(Short exercise): Restate, word for word, every line of the data.

——

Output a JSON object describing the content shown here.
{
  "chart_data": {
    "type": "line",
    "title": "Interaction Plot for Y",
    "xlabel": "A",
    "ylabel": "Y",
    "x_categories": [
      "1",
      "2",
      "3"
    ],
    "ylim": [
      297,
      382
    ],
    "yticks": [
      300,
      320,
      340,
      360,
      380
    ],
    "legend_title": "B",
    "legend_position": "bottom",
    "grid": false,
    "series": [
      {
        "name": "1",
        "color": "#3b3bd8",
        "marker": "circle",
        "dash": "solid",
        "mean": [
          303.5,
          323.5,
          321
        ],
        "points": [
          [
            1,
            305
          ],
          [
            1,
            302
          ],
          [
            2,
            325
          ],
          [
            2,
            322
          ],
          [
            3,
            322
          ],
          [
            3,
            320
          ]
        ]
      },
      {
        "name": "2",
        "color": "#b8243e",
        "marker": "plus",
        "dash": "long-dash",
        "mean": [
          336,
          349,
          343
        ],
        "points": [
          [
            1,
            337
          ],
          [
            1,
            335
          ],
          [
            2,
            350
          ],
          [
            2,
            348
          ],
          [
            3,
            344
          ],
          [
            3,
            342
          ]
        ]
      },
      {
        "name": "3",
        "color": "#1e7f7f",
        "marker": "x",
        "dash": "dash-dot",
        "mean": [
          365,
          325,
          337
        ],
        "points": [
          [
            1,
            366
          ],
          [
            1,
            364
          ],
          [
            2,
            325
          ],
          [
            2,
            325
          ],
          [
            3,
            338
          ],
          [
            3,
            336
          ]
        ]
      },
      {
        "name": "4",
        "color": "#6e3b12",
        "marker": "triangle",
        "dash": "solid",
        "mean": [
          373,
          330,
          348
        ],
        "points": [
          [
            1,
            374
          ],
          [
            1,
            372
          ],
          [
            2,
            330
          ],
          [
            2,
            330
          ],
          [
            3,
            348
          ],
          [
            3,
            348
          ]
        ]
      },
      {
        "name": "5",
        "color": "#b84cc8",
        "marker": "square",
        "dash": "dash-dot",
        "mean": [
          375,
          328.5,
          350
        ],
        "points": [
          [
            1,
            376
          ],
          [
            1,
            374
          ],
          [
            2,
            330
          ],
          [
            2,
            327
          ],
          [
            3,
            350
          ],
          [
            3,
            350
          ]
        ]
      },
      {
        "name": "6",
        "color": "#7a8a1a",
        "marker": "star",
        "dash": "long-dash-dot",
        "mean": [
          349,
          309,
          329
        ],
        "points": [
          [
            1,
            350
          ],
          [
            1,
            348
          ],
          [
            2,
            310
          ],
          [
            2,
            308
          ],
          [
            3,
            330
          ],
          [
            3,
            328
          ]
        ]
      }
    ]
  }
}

——

(Answer for this exercise):
Output a JSON object describing the content shown here.
{
  "chart_data": {
    "type": "line",
    "title": "Interaction Plot for Y",
    "xlabel": "A",
    "ylabel": "Y",
    "x_categories": [
      "1",
      "2",
      "3"
    ],
    "ylim": [
      297,
      382
    ],
    "yticks": [
      300,
      320,
      340,
      360,
      380
    ],
    "legend_title": "B",
    "legend_position": "bottom",
    "grid": false,
    "series": [
      {
        "name": "1",
        "color": "#3b3bd8",
        "marker": "circle",
        "dash": "solid",
        "mean": [
          303.5,
          323.5,
          321
        ],
        "points": [
          [
            1,
            305
          ],
          [
            1,
            302
          ],
          [
            2,
            325
          ],
          [
            2,
            322
          ],
          [
            3,
            322
          ],
          [
            3,
            320
          ]
        ]
      },
      {
        "name": "2",
        "color": "#b8243e",
        "marker": "plus",
        "dash": "long-dash",
        "mean": [
          336,
          349,
          343
        ],
        "points": [
          [
            1,
            337
          ],
          [
            1,
            335
          ],
          [
            2,
            350
          ],
          [
            2,
            348
          ],
          [
            3,
            344
          ],
          [
            3,
            342
          ]
        ]
      },
      {
        "name": "3",
        "color": "#1e7f7f",
        "marker": "x",
        "dash": "dash-dot",
        "mean": [
          365,
          325,
          337
        ],
        "points": [
          [
            1,
            366
          ],
          [
            1,
            364
          ],
          [
            2,
            325
          ],
          [
            2,
            325
          ],
          [
            3,
            338
          ],
          [
            3,
            336
          ]
        ]
      },
      {
        "name": "4",
        "color": "#6e3b12",
        "marker": "triangle",
        "dash": "solid",
        "mean": [
          373,
          330,
          348
        ],
        "points": [
          [
            1,
            374
          ],
          [
            1,
            372
          ],
          [
            2,
            330
          ],
          [
            2,
            330
          ],
          [
            3,
            348
          ],
          [
            3,
            348
          ]
        ]
      },
      {
        "name": "5",
        "color": "#b84cc8",
        "marker": "square",
        "dash": "dash-dot",
        "mean": [
          375,
          328.5,
          350
        ],
        "points": [
          [
            1,
            376
          ],
          [
            1,
            374
          ],
          [
            2,
            330
          ],
          [
            2,
            327
          ],
          [
            3,
            350
          ],
          [
            3,
            350
          ]
        ]
      },
      {
        "name": "6",
        "color": "#7a8a1a",
        "marker": "star",
        "dash": "long-dash-dot",
        "mean": [
          349,
          309,
          329
        ],
        "points": [
          [
            1,
            350
          ],
          [
            1,
            348
          ],
          [
            2,
            310
          ],
          [
            2,
            308
          ],
          [
            3,
            330
          ],
          [
            3,
            328
          ]
        ]
      }
    ]
  }
}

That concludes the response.